Stored items:
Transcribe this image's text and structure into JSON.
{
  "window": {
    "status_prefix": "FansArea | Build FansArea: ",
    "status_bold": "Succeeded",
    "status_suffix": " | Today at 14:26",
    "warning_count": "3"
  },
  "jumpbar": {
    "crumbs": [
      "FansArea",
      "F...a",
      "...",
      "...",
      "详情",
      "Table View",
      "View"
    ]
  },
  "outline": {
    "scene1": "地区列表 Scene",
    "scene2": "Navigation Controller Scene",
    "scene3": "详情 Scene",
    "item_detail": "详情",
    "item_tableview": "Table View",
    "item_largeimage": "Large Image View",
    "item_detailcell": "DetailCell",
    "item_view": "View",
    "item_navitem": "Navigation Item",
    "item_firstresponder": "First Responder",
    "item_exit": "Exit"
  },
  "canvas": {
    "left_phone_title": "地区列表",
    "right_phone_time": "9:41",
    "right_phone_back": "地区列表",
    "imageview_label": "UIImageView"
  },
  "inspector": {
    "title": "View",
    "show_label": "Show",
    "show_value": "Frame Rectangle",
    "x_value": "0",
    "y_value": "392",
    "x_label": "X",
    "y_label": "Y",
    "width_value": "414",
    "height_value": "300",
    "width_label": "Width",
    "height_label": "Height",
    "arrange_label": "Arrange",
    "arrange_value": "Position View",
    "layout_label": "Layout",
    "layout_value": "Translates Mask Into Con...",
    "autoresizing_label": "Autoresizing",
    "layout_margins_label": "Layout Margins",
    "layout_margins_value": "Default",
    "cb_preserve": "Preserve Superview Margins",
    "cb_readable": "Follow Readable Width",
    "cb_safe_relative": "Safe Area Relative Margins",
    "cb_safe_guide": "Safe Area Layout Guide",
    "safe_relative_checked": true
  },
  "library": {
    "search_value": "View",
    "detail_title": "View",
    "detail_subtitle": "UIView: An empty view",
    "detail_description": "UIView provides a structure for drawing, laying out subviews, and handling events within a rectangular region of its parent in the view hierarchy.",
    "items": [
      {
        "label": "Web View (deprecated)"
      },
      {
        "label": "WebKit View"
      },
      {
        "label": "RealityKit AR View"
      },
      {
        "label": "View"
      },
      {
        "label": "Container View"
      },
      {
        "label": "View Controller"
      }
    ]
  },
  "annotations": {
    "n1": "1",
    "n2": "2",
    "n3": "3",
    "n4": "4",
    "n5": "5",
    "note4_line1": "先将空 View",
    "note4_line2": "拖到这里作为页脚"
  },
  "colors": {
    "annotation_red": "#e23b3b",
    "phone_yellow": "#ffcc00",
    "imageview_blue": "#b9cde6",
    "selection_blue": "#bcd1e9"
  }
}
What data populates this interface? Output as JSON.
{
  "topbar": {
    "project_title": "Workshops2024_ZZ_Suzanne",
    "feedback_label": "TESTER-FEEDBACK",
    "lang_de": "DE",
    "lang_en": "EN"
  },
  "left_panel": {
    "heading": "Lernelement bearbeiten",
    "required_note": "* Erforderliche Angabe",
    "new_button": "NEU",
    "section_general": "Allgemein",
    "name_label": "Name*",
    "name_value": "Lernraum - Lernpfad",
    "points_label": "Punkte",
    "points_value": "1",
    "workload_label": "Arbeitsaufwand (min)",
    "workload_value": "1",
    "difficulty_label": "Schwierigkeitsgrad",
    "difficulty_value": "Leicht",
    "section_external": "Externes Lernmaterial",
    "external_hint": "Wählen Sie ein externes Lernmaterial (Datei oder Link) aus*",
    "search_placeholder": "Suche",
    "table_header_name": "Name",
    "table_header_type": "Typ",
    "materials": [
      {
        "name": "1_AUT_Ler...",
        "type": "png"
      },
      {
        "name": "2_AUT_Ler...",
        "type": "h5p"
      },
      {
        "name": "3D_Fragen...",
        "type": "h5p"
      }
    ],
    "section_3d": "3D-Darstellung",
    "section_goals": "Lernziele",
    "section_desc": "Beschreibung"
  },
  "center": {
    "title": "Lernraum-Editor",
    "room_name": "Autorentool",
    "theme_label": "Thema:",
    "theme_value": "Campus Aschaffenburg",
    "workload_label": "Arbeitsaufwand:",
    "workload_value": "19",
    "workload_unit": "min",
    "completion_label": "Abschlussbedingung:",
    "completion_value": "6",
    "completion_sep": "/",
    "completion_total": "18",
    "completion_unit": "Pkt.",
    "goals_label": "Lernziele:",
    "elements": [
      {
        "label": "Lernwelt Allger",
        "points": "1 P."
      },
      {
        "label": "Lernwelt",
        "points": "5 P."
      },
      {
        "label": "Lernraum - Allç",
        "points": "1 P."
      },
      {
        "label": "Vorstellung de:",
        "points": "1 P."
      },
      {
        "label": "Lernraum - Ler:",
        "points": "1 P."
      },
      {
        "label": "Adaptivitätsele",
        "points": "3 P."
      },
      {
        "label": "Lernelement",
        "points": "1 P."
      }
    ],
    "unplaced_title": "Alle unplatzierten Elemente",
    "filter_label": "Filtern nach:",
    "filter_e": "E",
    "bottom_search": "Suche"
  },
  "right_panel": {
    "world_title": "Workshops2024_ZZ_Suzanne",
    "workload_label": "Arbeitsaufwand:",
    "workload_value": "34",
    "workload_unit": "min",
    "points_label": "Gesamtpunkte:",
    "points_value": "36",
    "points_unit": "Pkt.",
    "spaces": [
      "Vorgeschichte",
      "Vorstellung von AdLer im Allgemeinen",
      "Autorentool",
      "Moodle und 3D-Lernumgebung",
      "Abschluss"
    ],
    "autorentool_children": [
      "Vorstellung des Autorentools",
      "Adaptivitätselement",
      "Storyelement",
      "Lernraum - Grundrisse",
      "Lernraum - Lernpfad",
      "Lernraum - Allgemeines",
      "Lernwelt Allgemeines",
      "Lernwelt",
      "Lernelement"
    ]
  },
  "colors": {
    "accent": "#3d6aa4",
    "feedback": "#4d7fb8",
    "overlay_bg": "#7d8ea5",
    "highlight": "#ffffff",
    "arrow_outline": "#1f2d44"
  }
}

**OBJECTIVE**
Filter the listing for the word "Navigation" and copy every line that holds it.

**EXERCISE SOLUTION**
    "scene2": "Navigation Controller Scene",
    "item_navitem": "Navigation Item",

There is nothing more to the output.